BEGIN TEXT UNDER STUDY

Delete all tests that contain imperative code
We are collectively creating the world that is best described as “Everything as code”. Not only do the apps and web sites we use on a daily…
We are collectively creating the world that is best described as “Everything as code”. Not only do the apps and web sites we use on a daily basis run on software code, many other things run on code. Cars, traffic and street lights, elevators, modern buildings, hospitals and ambulances, trains, airplanes, airports, train stations, you name it. Even our refrigerators, dishwashers, toasters, TVs, etc. run on code.
Code needs to be maintained
Unlike most other familiar products (e.g., chairs, desks, beds, doors, windows, etc.), software products are never done. When, for example, we start building a chair, we cannot offer it for use at the point where we’ve only attached two legs to it. We would have to wait for the final product — a chair with four legs attached, before we could offer it for sale.
Software is fundamentally different. In a software product, we can arrange for shipping end-to-end slices that could be potentially attractive to the paying customers. We don’t have to wait until the software product we are building is fully fleshed before it would make sense to offer it on the market.
So, not only is every software product susceptible to constant change as it evolves and grows in functionality, it is also susceptible to constant change due to the fast pace of evolution of the underlying technology.
Bottom line, unlike many physical products that, once built, require minimal (or no maintenance), software products require constant maintenance.
Tests are code
It is not possible to create a modern digital product without at the same time creating automated tests. Those tests serve the twofold function:
Tests inform and guide the design and the development of the shipping code
Tests provide safety net by alerting us whenever any change breaks the working digital product
Knowing that, we see that tests-as-code are an unavoidable maintenance burden for the software teams.
Tests need to be maintained
Same as with the shipping code, tests are also susceptible to change. As our digital product keeps evolving, the context and the underlying assumptions keep changing, and those incessant changes affect our tests as well.

END TEXT UNDER STUDY

**TASK DETAILS:** In the text on tests as code, what two functions do automated tests serve?

BEGIN RECORDS SHOWN

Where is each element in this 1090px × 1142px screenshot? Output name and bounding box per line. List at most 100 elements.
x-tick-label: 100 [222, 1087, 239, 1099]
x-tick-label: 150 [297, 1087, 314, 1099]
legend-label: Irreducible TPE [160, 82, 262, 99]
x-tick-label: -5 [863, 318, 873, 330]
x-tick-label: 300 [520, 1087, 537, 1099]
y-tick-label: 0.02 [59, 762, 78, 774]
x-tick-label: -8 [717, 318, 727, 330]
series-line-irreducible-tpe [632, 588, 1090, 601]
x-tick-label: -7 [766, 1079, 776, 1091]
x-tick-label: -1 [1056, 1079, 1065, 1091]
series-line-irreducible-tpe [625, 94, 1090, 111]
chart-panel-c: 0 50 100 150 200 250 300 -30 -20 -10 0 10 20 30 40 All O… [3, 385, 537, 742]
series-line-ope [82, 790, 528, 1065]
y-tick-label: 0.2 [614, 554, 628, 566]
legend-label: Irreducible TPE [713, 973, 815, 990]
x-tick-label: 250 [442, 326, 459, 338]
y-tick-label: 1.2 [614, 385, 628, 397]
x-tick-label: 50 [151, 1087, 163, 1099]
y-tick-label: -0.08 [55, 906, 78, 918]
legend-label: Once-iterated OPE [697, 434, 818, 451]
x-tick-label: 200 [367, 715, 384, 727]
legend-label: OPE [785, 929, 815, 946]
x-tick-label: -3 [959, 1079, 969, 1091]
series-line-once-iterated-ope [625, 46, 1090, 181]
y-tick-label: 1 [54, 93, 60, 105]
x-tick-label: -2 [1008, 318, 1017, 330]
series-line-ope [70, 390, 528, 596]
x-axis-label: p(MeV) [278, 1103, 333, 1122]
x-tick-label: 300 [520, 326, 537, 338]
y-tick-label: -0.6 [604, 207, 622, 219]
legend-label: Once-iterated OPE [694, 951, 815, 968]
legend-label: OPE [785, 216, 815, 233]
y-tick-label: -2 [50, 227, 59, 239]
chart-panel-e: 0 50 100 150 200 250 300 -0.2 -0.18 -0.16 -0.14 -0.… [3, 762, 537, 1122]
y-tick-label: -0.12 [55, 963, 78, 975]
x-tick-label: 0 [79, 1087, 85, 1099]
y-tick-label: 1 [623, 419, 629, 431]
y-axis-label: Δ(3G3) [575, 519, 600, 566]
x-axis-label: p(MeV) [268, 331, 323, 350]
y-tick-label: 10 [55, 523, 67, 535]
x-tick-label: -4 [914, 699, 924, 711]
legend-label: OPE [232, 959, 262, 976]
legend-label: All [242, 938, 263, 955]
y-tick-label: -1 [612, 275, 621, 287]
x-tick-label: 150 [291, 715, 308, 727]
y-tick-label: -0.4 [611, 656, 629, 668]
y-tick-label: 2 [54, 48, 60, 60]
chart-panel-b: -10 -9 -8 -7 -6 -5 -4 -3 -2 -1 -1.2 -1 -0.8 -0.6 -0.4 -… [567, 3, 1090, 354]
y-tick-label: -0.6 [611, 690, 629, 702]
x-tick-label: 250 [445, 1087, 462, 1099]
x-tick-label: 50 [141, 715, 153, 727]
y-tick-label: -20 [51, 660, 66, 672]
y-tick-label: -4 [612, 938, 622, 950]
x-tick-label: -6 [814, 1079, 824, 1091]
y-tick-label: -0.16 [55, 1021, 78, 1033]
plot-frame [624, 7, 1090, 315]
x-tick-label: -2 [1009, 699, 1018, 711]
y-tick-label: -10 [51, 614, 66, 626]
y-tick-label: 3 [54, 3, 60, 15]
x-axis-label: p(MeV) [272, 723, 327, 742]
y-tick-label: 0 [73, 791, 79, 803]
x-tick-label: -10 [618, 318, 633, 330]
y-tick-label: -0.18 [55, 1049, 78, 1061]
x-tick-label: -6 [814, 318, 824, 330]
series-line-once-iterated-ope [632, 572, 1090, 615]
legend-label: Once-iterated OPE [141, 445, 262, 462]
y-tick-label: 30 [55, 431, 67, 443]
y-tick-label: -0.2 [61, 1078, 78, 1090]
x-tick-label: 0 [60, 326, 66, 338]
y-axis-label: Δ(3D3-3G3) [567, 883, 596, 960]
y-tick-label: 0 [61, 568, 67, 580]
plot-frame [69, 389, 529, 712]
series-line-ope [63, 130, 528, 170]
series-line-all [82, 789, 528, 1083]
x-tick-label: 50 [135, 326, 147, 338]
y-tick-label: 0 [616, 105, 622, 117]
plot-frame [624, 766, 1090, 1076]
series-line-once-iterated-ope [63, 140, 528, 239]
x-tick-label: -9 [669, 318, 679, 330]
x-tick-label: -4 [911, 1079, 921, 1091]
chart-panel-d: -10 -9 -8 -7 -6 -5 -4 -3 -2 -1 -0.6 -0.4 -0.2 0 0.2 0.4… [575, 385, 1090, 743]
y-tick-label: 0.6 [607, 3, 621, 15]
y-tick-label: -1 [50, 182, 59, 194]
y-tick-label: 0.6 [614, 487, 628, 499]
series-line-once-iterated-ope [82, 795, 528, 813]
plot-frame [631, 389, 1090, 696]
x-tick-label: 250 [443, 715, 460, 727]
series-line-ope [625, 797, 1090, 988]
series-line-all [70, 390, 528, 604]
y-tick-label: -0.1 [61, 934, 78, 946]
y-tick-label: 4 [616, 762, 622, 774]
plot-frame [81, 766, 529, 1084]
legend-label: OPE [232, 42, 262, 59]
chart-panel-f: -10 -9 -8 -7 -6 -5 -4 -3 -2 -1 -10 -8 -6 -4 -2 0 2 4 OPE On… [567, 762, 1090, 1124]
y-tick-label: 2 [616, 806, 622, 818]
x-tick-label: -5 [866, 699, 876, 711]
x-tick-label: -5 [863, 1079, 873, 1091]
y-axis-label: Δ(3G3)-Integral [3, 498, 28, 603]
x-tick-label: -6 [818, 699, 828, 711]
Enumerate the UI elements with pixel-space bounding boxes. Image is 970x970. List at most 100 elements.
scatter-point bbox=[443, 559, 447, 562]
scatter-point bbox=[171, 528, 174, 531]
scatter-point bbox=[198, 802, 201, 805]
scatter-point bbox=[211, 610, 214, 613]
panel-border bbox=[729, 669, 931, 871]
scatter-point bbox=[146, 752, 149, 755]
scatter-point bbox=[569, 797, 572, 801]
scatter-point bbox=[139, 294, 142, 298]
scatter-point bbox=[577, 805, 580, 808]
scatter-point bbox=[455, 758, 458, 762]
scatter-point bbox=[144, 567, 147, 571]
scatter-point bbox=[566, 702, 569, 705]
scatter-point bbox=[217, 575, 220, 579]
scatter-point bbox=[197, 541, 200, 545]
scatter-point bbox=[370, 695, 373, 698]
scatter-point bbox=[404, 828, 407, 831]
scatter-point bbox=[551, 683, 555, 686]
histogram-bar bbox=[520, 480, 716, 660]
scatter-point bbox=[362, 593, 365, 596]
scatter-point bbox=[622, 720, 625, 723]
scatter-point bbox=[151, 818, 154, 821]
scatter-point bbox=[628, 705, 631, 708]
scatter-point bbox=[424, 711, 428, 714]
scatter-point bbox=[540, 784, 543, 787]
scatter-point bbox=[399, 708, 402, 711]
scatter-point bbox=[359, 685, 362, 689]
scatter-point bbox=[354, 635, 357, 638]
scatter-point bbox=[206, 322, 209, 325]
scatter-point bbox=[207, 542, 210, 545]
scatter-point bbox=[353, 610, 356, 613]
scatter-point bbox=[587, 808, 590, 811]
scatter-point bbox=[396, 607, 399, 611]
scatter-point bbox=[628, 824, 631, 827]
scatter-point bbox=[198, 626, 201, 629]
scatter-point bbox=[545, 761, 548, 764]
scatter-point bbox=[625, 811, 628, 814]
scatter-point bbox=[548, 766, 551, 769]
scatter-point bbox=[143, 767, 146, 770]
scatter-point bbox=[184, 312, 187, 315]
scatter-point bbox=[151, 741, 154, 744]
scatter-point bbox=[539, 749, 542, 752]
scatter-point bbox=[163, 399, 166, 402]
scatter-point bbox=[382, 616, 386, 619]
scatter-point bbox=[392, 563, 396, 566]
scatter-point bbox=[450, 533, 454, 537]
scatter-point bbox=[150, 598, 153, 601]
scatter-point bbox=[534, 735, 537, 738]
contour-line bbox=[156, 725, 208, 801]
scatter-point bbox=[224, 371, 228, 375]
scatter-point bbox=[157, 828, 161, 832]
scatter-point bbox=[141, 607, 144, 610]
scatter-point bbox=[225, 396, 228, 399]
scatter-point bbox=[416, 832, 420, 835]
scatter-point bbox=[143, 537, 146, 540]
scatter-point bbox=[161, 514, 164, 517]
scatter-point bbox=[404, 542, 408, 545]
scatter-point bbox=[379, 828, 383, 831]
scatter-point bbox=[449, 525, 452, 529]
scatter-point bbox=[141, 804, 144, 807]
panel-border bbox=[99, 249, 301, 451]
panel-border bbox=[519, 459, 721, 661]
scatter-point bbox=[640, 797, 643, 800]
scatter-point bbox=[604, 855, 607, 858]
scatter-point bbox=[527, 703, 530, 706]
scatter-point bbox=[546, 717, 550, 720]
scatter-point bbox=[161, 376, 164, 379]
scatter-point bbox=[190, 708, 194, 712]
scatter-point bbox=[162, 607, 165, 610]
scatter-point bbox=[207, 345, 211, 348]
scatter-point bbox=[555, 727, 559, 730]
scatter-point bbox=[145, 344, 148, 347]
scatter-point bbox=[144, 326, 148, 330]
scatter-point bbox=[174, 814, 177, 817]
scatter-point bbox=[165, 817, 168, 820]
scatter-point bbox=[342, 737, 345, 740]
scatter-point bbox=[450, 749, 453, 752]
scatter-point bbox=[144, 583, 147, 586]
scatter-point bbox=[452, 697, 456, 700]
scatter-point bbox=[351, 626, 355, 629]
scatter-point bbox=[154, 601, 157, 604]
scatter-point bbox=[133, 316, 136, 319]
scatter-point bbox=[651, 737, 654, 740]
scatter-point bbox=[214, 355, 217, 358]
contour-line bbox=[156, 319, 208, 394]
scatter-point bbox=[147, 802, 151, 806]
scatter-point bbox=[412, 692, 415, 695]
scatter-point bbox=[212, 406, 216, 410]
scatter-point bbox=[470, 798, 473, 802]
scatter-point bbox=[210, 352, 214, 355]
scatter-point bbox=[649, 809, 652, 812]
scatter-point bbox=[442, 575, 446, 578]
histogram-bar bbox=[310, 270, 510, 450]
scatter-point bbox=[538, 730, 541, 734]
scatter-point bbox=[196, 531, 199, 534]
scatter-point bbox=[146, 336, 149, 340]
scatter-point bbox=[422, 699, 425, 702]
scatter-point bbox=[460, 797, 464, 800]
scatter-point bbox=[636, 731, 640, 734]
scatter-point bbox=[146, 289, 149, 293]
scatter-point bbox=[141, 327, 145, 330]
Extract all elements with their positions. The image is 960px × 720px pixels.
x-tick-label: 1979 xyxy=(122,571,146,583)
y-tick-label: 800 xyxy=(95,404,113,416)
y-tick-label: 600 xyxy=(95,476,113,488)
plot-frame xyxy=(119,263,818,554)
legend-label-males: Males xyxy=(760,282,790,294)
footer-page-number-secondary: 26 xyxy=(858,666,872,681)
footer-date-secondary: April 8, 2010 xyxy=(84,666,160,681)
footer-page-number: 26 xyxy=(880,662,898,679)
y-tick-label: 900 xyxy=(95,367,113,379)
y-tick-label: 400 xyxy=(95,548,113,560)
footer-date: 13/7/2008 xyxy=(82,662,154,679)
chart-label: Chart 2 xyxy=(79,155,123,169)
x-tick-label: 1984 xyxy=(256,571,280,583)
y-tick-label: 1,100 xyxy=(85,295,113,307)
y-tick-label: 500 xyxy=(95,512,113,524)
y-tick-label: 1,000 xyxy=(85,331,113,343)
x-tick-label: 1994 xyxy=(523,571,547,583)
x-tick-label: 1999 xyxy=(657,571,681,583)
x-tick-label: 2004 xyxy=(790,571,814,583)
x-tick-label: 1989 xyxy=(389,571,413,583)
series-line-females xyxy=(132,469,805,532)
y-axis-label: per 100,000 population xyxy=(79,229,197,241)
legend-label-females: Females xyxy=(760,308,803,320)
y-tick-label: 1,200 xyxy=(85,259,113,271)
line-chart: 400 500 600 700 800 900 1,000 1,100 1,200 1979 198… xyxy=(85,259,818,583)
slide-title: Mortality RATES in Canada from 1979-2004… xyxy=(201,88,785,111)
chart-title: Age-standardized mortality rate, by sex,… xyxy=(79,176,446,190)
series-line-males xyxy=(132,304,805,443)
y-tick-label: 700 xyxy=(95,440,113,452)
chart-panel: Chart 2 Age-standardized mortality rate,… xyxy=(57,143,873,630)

END RECORDS SHOWN

**WRITTEN SOLUTION:** They inform and guide the design and development of the shipping code, and they provide a safety net by alerting us whenever a change breaks the working digital product.